(Stored records)
-*-*-
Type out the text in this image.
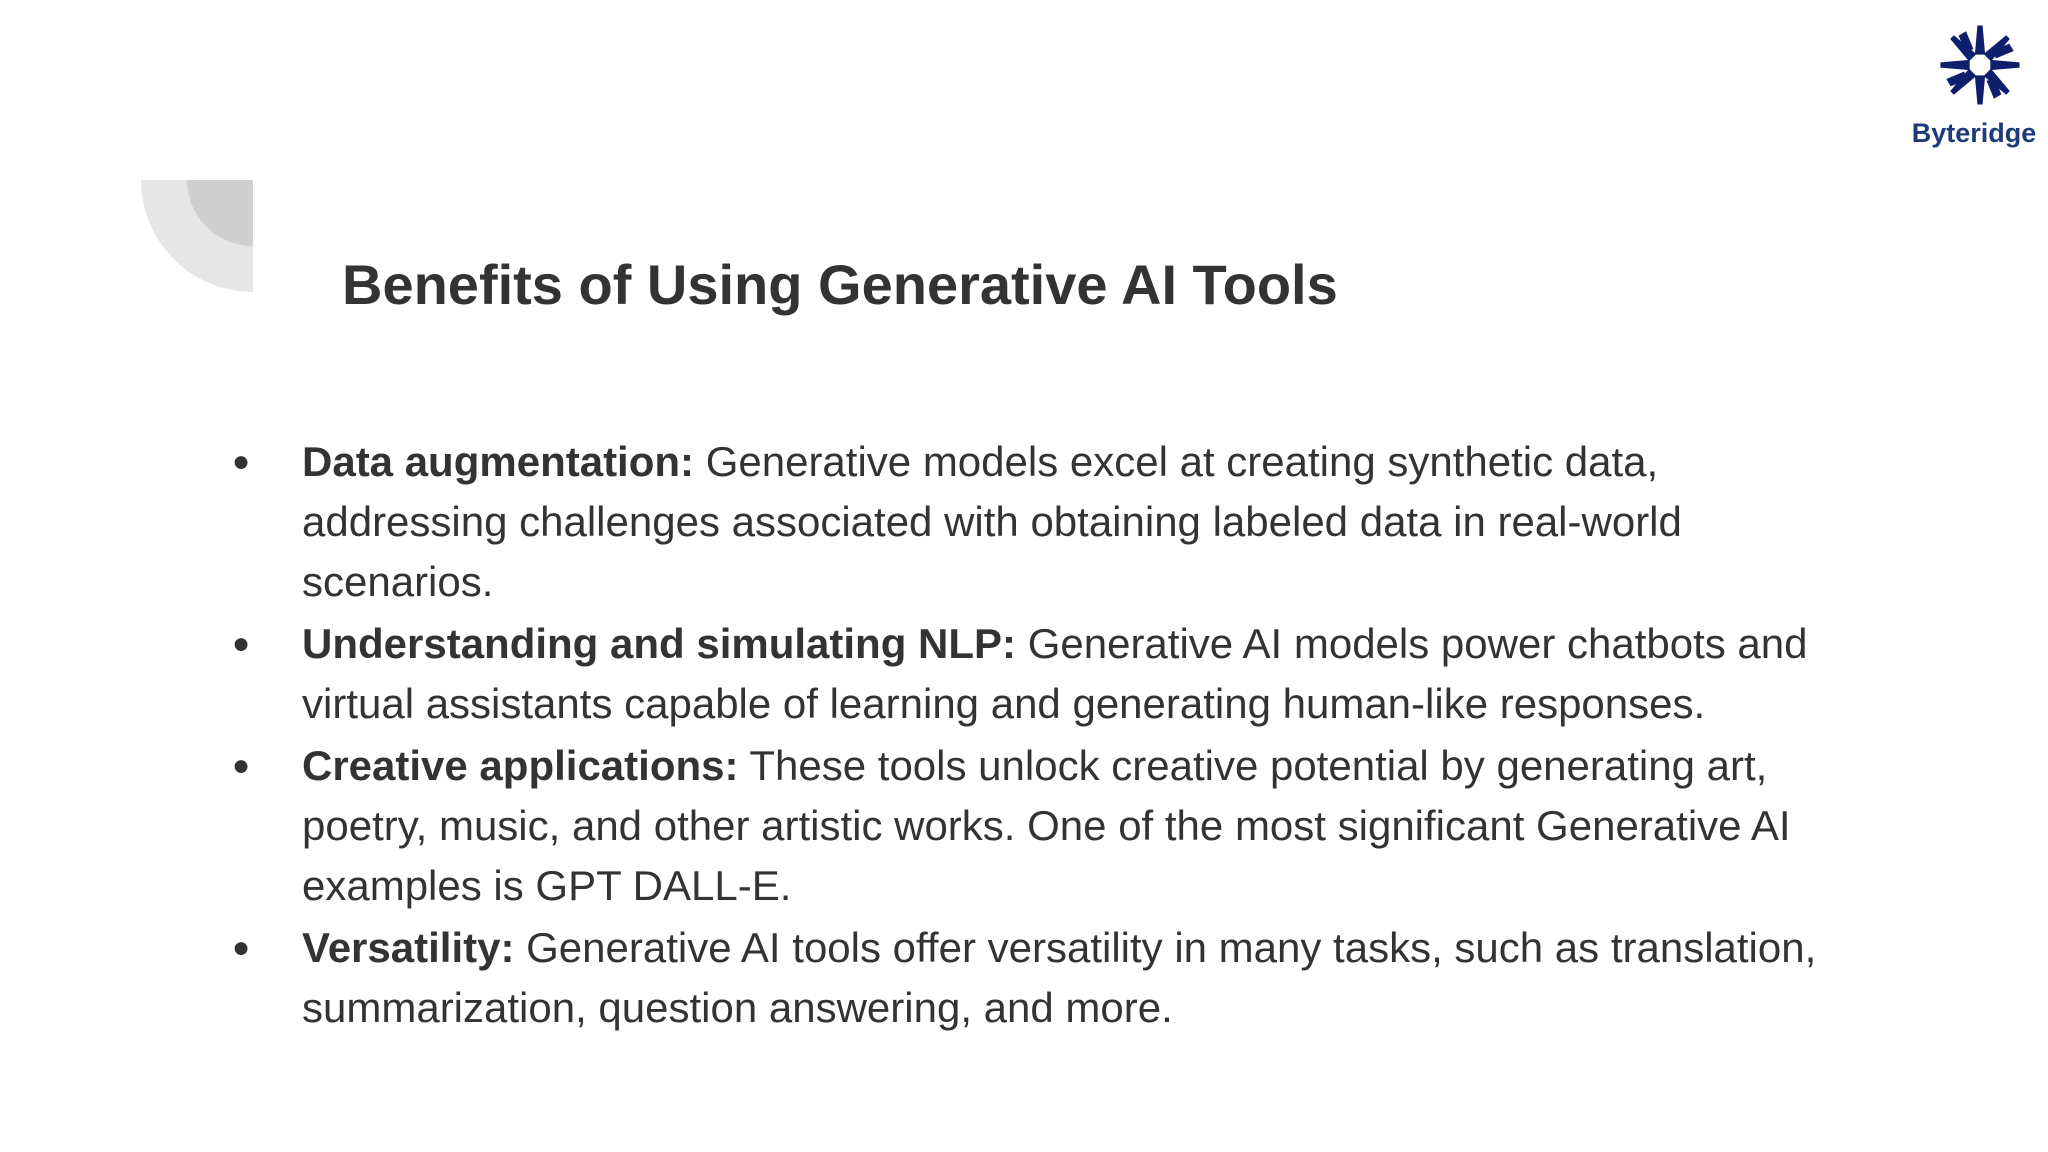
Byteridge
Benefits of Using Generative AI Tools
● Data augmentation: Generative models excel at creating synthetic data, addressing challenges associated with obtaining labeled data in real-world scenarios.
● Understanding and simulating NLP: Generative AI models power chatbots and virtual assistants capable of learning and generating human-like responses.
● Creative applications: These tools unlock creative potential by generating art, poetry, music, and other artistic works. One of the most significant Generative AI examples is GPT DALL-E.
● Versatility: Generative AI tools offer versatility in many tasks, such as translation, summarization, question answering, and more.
-*-*-
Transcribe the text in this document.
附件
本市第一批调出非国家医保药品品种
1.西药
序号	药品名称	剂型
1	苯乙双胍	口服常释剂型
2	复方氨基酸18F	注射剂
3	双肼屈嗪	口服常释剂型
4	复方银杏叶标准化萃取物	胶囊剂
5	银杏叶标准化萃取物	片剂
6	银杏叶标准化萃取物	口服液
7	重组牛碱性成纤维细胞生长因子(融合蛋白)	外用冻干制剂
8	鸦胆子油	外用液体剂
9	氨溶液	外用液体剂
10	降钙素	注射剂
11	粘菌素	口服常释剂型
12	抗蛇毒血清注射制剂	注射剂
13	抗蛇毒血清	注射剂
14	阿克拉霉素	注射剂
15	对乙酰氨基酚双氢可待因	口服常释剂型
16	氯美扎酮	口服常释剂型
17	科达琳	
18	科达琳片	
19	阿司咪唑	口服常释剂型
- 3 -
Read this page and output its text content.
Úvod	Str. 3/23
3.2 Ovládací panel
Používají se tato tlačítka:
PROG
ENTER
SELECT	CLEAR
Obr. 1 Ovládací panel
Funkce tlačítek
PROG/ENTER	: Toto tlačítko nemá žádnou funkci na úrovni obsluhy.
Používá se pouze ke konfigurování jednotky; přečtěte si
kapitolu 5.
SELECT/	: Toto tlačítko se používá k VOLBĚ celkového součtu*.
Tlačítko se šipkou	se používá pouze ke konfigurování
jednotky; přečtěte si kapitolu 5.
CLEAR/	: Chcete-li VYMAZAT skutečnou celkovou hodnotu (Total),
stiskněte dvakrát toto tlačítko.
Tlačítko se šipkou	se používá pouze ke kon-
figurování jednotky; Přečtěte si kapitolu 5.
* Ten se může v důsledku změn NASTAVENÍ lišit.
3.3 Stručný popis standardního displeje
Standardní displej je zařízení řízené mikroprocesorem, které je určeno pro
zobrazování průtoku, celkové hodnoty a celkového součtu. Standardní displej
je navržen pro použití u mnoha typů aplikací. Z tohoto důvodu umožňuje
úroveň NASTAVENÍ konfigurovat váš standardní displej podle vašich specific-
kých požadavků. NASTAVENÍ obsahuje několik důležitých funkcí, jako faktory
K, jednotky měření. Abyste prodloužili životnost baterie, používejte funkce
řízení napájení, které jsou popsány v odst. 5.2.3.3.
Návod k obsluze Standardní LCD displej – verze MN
-*-*-
▶ **GIVEN PROBLEM**
State how many lines of the material contain the string "PROG", with no other words.

▶ **RESULT**
2